● Work to do: Set every record down verbatim and omit the pictures.

● Working data:
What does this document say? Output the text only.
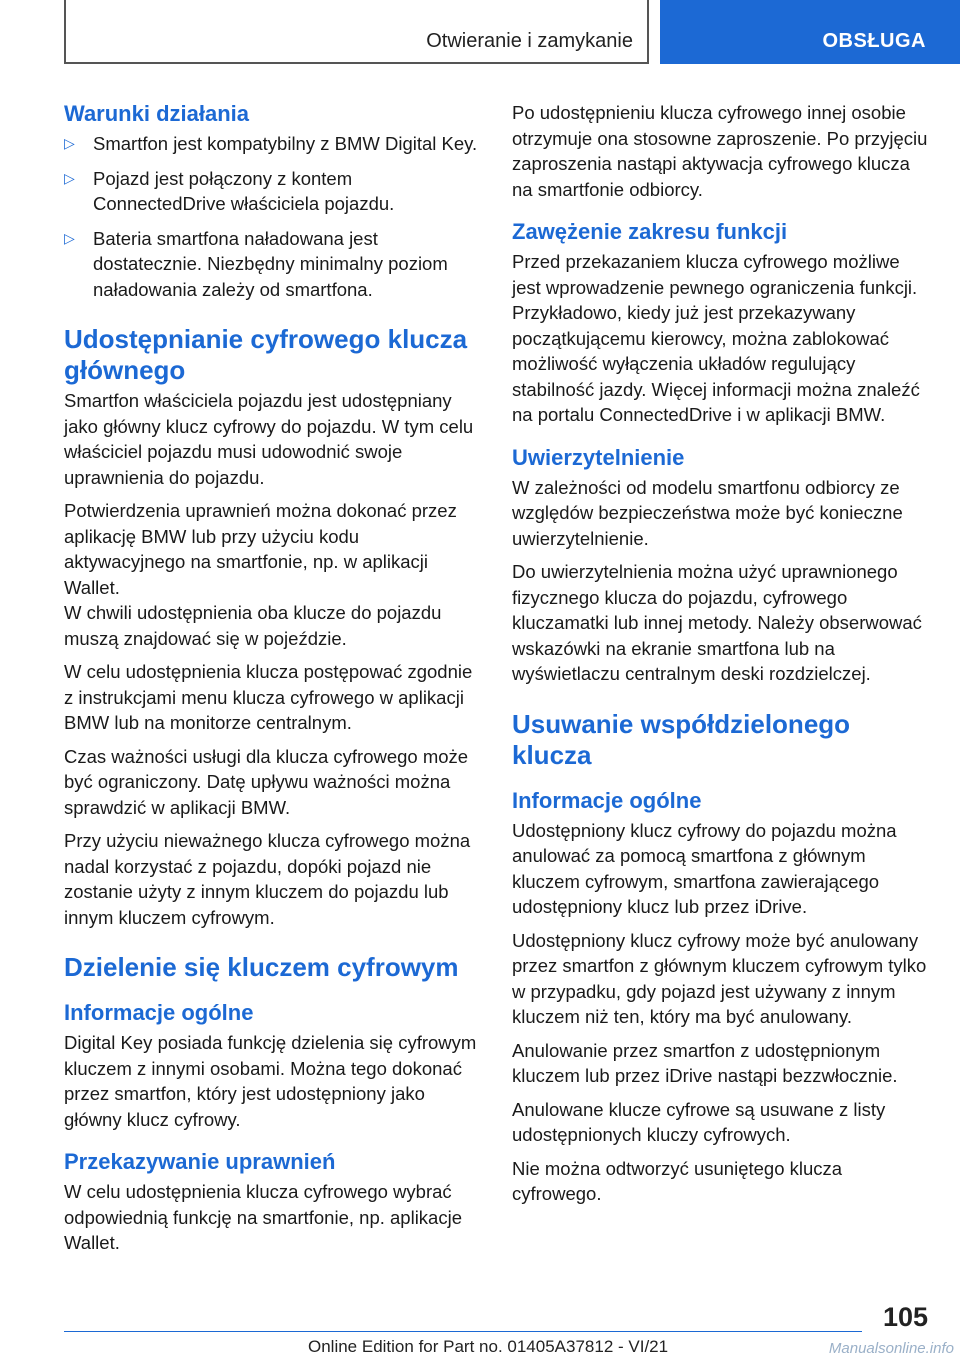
Otwieranie i zamykanie	OBSŁUGA
Warunki działania
▷ Smartfon jest kompatybilny z BMW Digital Key.
▷ Pojazd jest połączony z kontem ConnectedDrive właściciela pojazdu.
▷ Bateria smartfona naładowana jest dostatecznie. Niezbędny minimalny poziom naładowania zależy od smartfona.
Udostępnianie cyfrowego klucza głównego

Smartfon właściciela pojazdu jest udostępniany jako główny klucz cyfrowy do pojazdu. W tym celu właściciel pojazdu musi udowodnić swoje uprawnienia do pojazdu.

Potwierdzenia uprawnień można dokonać przez aplikację BMW lub przy użyciu kodu aktywacyjnego na smartfonie, np. w aplikacji Wallet.
W chwili udostępnienia oba klucze do pojazdu muszą znajdować się w pojeździe.

W celu udostępnienia klucza postępować zgodnie z instrukcjami menu klucza cyfrowego w aplikacji BMW lub na monitorze centralnym.

Czas ważności usługi dla klucza cyfrowego może być ograniczony. Datę upływu ważności można sprawdzić w aplikacji BMW.

Przy użyciu nieważnego klucza cyfrowego można nadal korzystać z pojazdu, dopóki pojazd nie zostanie użyty z innym kluczem do pojazdu lub innym kluczem cyfrowym.

Dzielenie się kluczem cyfrowym
Informacje ogólne

Digital Key posiada funkcję dzielenia się cyfrowym kluczem z innymi osobami. Można tego dokonać przez smartfon, który jest udostępniony jako główny klucz cyfrowy.

Przekazywanie uprawnień

W celu udostępnienia klucza cyfrowego wybrać odpowiednią funkcję na smartfonie, np. aplikacje Wallet.

Po udostępnieniu klucza cyfrowego innej osobie otrzymuje ona stosowne zaproszenie. Po przyjęciu zaproszenia nastąpi aktywacja cyfrowego klucza na smartfonie odbiorcy.

Zawężenie zakresu funkcji

Przed przekazaniem klucza cyfrowego możliwe jest wprowadzenie pewnego ograniczenia funkcji. Przykładowo, kiedy już jest przekazywany początkującemu kierowcy, można zablokować możliwość wyłączenia układów regulujący stabilność jazdy. Więcej informacji można znaleźć na portalu ConnectedDrive i w aplikacji BMW.

Uwierzytelnienie

W zależności od modelu smartfonu odbiorcy ze względów bezpieczeństwa może być konieczne uwierzytelnienie.

Do uwierzytelnienia można użyć uprawnionego fizycznego klucza do pojazdu, cyfrowego kluczamatki lub innej metody. Należy obserwować wskazówki na ekranie smartfona lub na wyświetlaczu centralnym deski rozdzielczej.

Usuwanie współdzielonego klucza
Informacje ogólne

Udostępniony klucz cyfrowy do pojazdu można anulować za pomocą smartfona z głównym kluczem cyfrowym, smartfona zawierającego udostępniony klucz lub przez iDrive.

Udostępniony klucz cyfrowy może być anulowany przez smartfon z głównym kluczem cyfrowym tylko w przypadku, gdy pojazd jest używany z innym kluczem niż ten, który ma być anulowany.

Anulowanie przez smartfon z udostępnionym kluczem lub przez iDrive nastąpi bezzwłocznie.

Anulowane klucze cyfrowe są usuwane z listy udostępnionych kluczy cyfrowych.

Nie można odtworzyć usuniętego klucza cyfrowego.

105
Online Edition for Part no. 01405A37812 - VI/21	Manualsonline.info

● The answer:
What does this document say? Output the text only.
Otwieranie i zamykanie	OBSŁUGA
Warunki działania
▷ Smartfon jest kompatybilny z BMW Digital Key.
▷ Pojazd jest połączony z kontem ConnectedDrive właściciela pojazdu.
▷ Bateria smartfona naładowana jest dostatecznie. Niezbędny minimalny poziom naładowania zależy od smartfona.
Udostępnianie cyfrowego klucza głównego

Smartfon właściciela pojazdu jest udostępniany jako główny klucz cyfrowy do pojazdu. W tym celu właściciel pojazdu musi udowodnić swoje uprawnienia do pojazdu.

Potwierdzenia uprawnień można dokonać przez aplikację BMW lub przy użyciu kodu aktywacyjnego na smartfonie, np. w aplikacji Wallet.
W chwili udostępnienia oba klucze do pojazdu muszą znajdować się w pojeździe.

W celu udostępnienia klucza postępować zgodnie z instrukcjami menu klucza cyfrowego w aplikacji BMW lub na monitorze centralnym.

Czas ważności usługi dla klucza cyfrowego może być ograniczony. Datę upływu ważności można sprawdzić w aplikacji BMW.

Przy użyciu nieważnego klucza cyfrowego można nadal korzystać z pojazdu, dopóki pojazd nie zostanie użyty z innym kluczem do pojazdu lub innym kluczem cyfrowym.

Dzielenie się kluczem cyfrowym
Informacje ogólne

Digital Key posiada funkcję dzielenia się cyfrowym kluczem z innymi osobami. Można tego dokonać przez smartfon, który jest udostępniony jako główny klucz cyfrowy.

Przekazywanie uprawnień

W celu udostępnienia klucza cyfrowego wybrać odpowiednią funkcję na smartfonie, np. aplikacje Wallet.

Po udostępnieniu klucza cyfrowego innej osobie otrzymuje ona stosowne zaproszenie. Po przyjęciu zaproszenia nastąpi aktywacja cyfrowego klucza na smartfonie odbiorcy.

Zawężenie zakresu funkcji

Przed przekazaniem klucza cyfrowego możliwe jest wprowadzenie pewnego ograniczenia funkcji. Przykładowo, kiedy już jest przekazywany początkującemu kierowcy, można zablokować możliwość wyłączenia układów regulujący stabilność jazdy. Więcej informacji można znaleźć na portalu ConnectedDrive i w aplikacji BMW.

Uwierzytelnienie

W zależności od modelu smartfonu odbiorcy ze względów bezpieczeństwa może być konieczne uwierzytelnienie.

Do uwierzytelnienia można użyć uprawnionego fizycznego klucza do pojazdu, cyfrowego kluczamatki lub innej metody. Należy obserwować wskazówki na ekranie smartfona lub na wyświetlaczu centralnym deski rozdzielczej.

Usuwanie współdzielonego klucza
Informacje ogólne

Udostępniony klucz cyfrowy do pojazdu można anulować za pomocą smartfona z głównym kluczem cyfrowym, smartfona zawierającego udostępniony klucz lub przez iDrive.

Udostępniony klucz cyfrowy może być anulowany przez smartfon z głównym kluczem cyfrowym tylko w przypadku, gdy pojazd jest używany z innym kluczem niż ten, który ma być anulowany.

Anulowanie przez smartfon z udostępnionym kluczem lub przez iDrive nastąpi bezzwłocznie.

Anulowane klucze cyfrowe są usuwane z listy udostępnionych kluczy cyfrowych.

Nie można odtworzyć usuniętego klucza cyfrowego.

105
Online Edition for Part no. 01405A37812 - VI/21	Manualsonline.info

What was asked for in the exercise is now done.